THE EXERCISE —
Would you quote every entry exactly, dropping only the pictures?

Data excerpts:

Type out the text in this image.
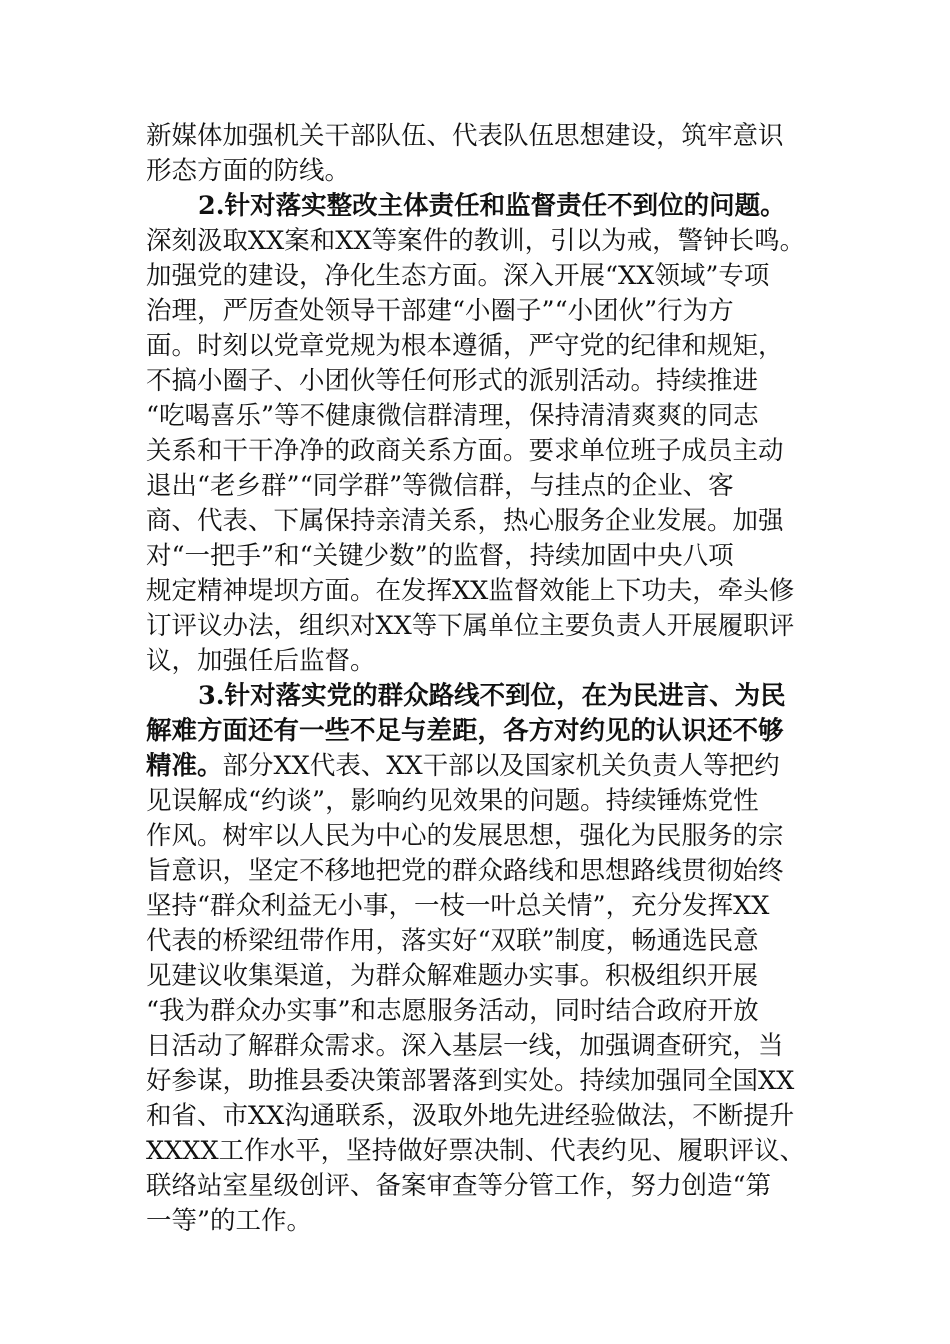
新媒体加强机关干部队伍、代表队伍思想建设，筑牢意识
形态方面的防线。
2.针对落实整改主体责任和监督责任不到位的问题。
深刻汲取XX案和XX等案件的教训，引以为戒，警钟长鸣。
加强党的建设，净化生态方面。深入开展“XX领域”专项
治理，严厉查处领导干部建“小圈子”“小团伙”行为方
面。时刻以党章党规为根本遵循，严守党的纪律和规矩，
不搞小圈子、小团伙等任何形式的派别活动。持续推进
“吃喝喜乐”等不健康微信群清理，保持清清爽爽的同志
关系和干干净净的政商关系方面。要求单位班子成员主动
退出“老乡群”“同学群”等微信群，与挂点的企业、客
商、代表、下属保持亲清关系，热心服务企业发展。加强
对“一把手”和“关键少数”的监督，持续加固中央八项
规定精神堤坝方面。在发挥XX监督效能上下功夫，牵头修
订评议办法，组织对XX等下属单位主要负责人开展履职评
议，加强任后监督。
3.针对落实党的群众路线不到位，在为民进言、为民
解难方面还有一些不足与差距，各方对约见的认识还不够
精准。部分XX代表、XX干部以及国家机关负责人等把约
见误解成“约谈”，影响约见效果的问题。持续锤炼党性
作风。树牢以人民为中心的发展思想，强化为民服务的宗
旨意识，坚定不移地把党的群众路线和思想路线贯彻始终
坚持“群众利益无小事，一枝一叶总关情”，充分发挥XX
代表的桥梁纽带作用，落实好“双联”制度，畅通选民意
见建议收集渠道，为群众解难题办实事。积极组织开展
“我为群众办实事”和志愿服务活动，同时结合政府开放
日活动了解群众需求。深入基层一线，加强调查研究，当
好参谋，助推县委决策部署落到实处。持续加强同全国XX
和省、市XX沟通联系，汲取外地先进经验做法，不断提升
XXXX工作水平，坚持做好票决制、代表约见、履职评议、
联络站室星级创评、备案审查等分管工作，努力创造“第
一等”的工作。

RESPONSE TO THIS EXERCISE —
Type out the text in this image.
新媒体加强机关干部队伍、代表队伍思想建设，筑牢意识
形态方面的防线。
2.针对落实整改主体责任和监督责任不到位的问题。
深刻汲取XX案和XX等案件的教训，引以为戒，警钟长鸣。
加强党的建设，净化生态方面。深入开展“XX领域”专项
治理，严厉查处领导干部建“小圈子”“小团伙”行为方
面。时刻以党章党规为根本遵循，严守党的纪律和规矩，
不搞小圈子、小团伙等任何形式的派别活动。持续推进
“吃喝喜乐”等不健康微信群清理，保持清清爽爽的同志
关系和干干净净的政商关系方面。要求单位班子成员主动
退出“老乡群”“同学群”等微信群，与挂点的企业、客
商、代表、下属保持亲清关系，热心服务企业发展。加强
对“一把手”和“关键少数”的监督，持续加固中央八项
规定精神堤坝方面。在发挥XX监督效能上下功夫，牵头修
订评议办法，组织对XX等下属单位主要负责人开展履职评
议，加强任后监督。
3.针对落实党的群众路线不到位，在为民进言、为民
解难方面还有一些不足与差距，各方对约见的认识还不够
精准。部分XX代表、XX干部以及国家机关负责人等把约
见误解成“约谈”，影响约见效果的问题。持续锤炼党性
作风。树牢以人民为中心的发展思想，强化为民服务的宗
旨意识，坚定不移地把党的群众路线和思想路线贯彻始终
坚持“群众利益无小事，一枝一叶总关情”，充分发挥XX
代表的桥梁纽带作用，落实好“双联”制度，畅通选民意
见建议收集渠道，为群众解难题办实事。积极组织开展
“我为群众办实事”和志愿服务活动，同时结合政府开放
日活动了解群众需求。深入基层一线，加强调查研究，当
好参谋，助推县委决策部署落到实处。持续加强同全国XX
和省、市XX沟通联系，汲取外地先进经验做法，不断提升
XXXX工作水平，坚持做好票决制、代表约见、履职评议、
联络站室星级创评、备案审查等分管工作，努力创造“第
一等”的工作。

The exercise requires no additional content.